The problem
List all lines of the data containing the word "выполнение".
>>>>>
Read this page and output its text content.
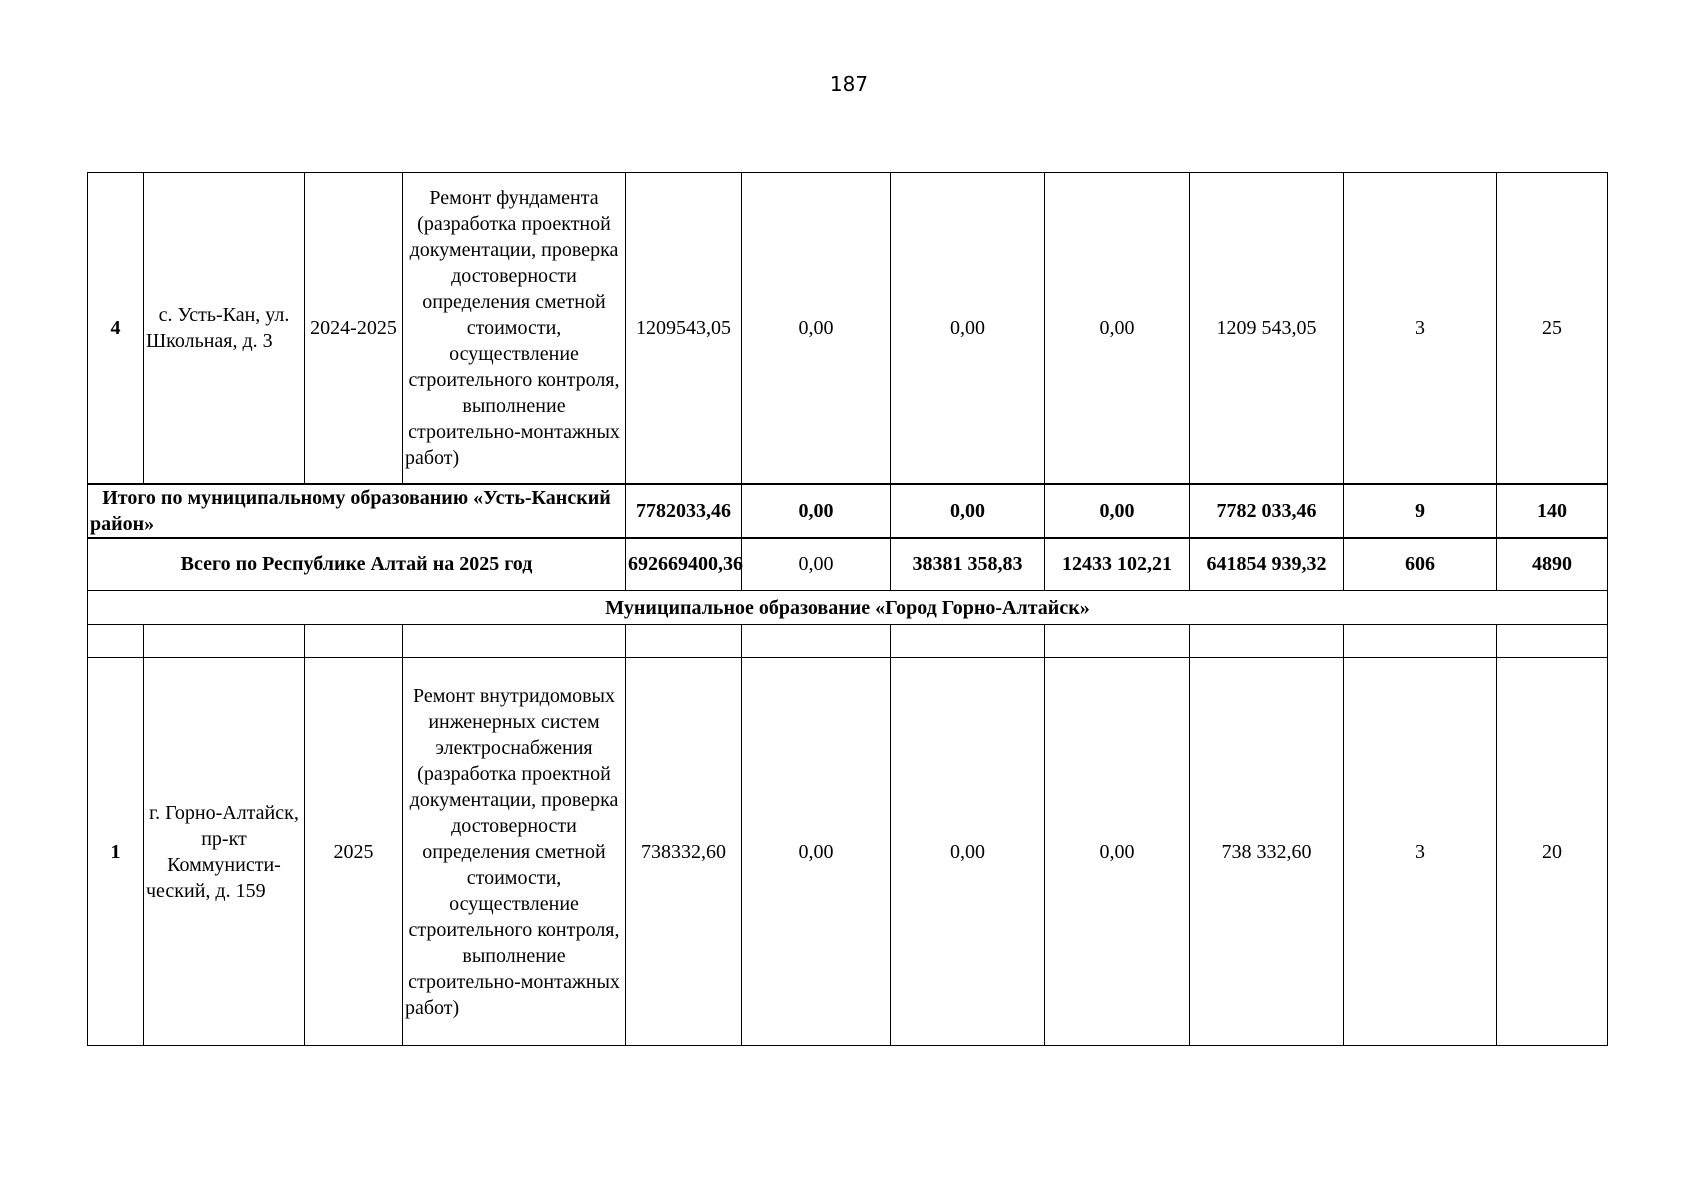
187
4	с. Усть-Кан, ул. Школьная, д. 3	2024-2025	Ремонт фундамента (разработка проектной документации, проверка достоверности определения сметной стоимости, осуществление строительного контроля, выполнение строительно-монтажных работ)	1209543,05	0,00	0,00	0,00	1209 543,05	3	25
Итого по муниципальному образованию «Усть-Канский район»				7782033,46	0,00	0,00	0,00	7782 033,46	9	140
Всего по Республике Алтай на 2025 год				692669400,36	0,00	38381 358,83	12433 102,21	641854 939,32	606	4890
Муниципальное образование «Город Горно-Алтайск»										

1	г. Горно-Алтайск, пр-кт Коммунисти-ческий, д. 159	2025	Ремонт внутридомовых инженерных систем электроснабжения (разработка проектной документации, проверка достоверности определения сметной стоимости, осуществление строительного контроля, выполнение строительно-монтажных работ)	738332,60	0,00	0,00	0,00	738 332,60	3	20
<<<<<
Expected answer
4	с. Усть-Кан, ул. Школьная, д. 3	2024-2025	Ремонт фундамента (разработка проектной документации, проверка достоверности определения сметной стоимости, осуществление строительного контроля, выполнение строительно-монтажных работ)	1209543,05	0,00	0,00	0,00	1209 543,05	3	25
1	г. Горно-Алтайск, пр-кт Коммунисти-ческий, д. 159	2025	Ремонт внутридомовых инженерных систем электроснабжения (разработка проектной документации, проверка достоверности определения сметной стоимости, осуществление строительного контроля, выполнение строительно-монтажных работ)	738332,60	0,00	0,00	0,00	738 332,60	3	20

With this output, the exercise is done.